Jourde Pierre ♦ La première pierre

La première pierre«Dans ces terres reculées, dans ces pays perdus, on vit toujours plus ou moins dans une légende, dans l’image d’un chapiteau roman historié de scènes naïves et cruelles…»

Pierre Jourde revient sur des événements qui en 2005 ont défrayé la chronique. Lors de la parution d’un de ses livres, Pays perdu, une partie des habitants du village d’Auvergne dont il était question dans le récit s’est livrée à une tentative de lynchage de l’auteur et de sa famille. Pierre Jourde y décrivait la rudesse de la vie dans ce hameau lointain dont il est originaire, mais aussi une fraternité archaïque, solide, des relations humaines à la fois brutales et profondes, tout cela raconté à l’occasion de la mort d’un enfant. Célébration d’un village aimé, le livre y a été reçu par certains comme une offense.

La première pierre retrace les événements violents qui ont suivi la parution de Pays perdu, et propose l’analyse passionnante de leurs causes. Il offre aussi une magnifique démonstration des puissances de la littérature, en même temps qu’un récit vibrant d’émotion et d’admiration pour ces contrées et ces gens qui vivent dans un temps différent de celui des villes.

L’auteur, Pierre Jourde, romancier, critique littéraire et universitaire est originaire de Lusseaud, un petit village d’Auvergne, du Cantal,  où il revient chaque année passer ses vacances dans la maison de famille. Il a, en 2003, publié un livre, « Pays perdu » qui, selon ses dires, se voulait être un hommage à ce terroir et à ses habitants, des individus ainsi devenus des personnages de roman dont les noms avait été, bien entendu, transformés. Dans ce premier livre il parlait de la rudesse de la vie montagnarde, de la solidarité qui cimente les gens, tout cela à l’occasion de la mort de la fille d’un voisin. Il se demande d’ailleurs comment « un livre publié chez un petit éditeur par un auteur peu connu »avait bien pu parvenir chez des gens qui pourtant lisent peu. Le paradoxe fut sans doute que parmi ses nombreux détracteurs, peu avaient effectivement lu ce récit et que d’autres parmi eux l’avaient trouvé peut-être naïf mais pas méchant. L’ennui c’est qu’une partie de ces derniers qui y avaient pourtant vu au départ « un beau livre » y ont lu une attaque personnelle inacceptable, une incursion dans leurs vies et cette fiction les a « rendu fous de rage ».

Consignes de la tâche
Écrivez la suite du texte présentant La première pierre de Pierre Jourde, à partir de sa dernière phrase.

Données sources
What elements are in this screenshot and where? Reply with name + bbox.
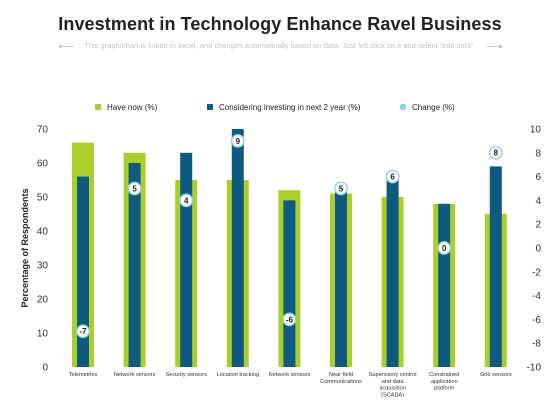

Réponse à la tâche
En 2005 le voilà donc revenant avec famille complète et bagages pour un nouveau séjour. Plusieurs villageois foncent dans sa cour. Injures (certaines racistes à l’égard de ses gamins), coups échangés, blessures, jets de pierre (dont l’une atteindra son petit de 15 mois), voiture caillassée, bref, c’est la fuite obligée.

L’auteur fit donc l’objet de critiques qui nourrirent une polémique et son retour estival a rapidement dégénéré en une lapidation, un véritable lynchage, quelques allusions précises à un adultère ancien de sa grand-mère, la filiation douteuse de l’auteur et des remarques acerbes sur sa vie privée personnelle. Tout cela se termine en bataille rangée, un contre Tous, mais l’auteur qui pratique la boxe ose se défendre ce qui, dans l’esprit des autochtones aggrave son cas. Sa mère lui avait pourtant conseillé de ne pas répondre si on l’agressait.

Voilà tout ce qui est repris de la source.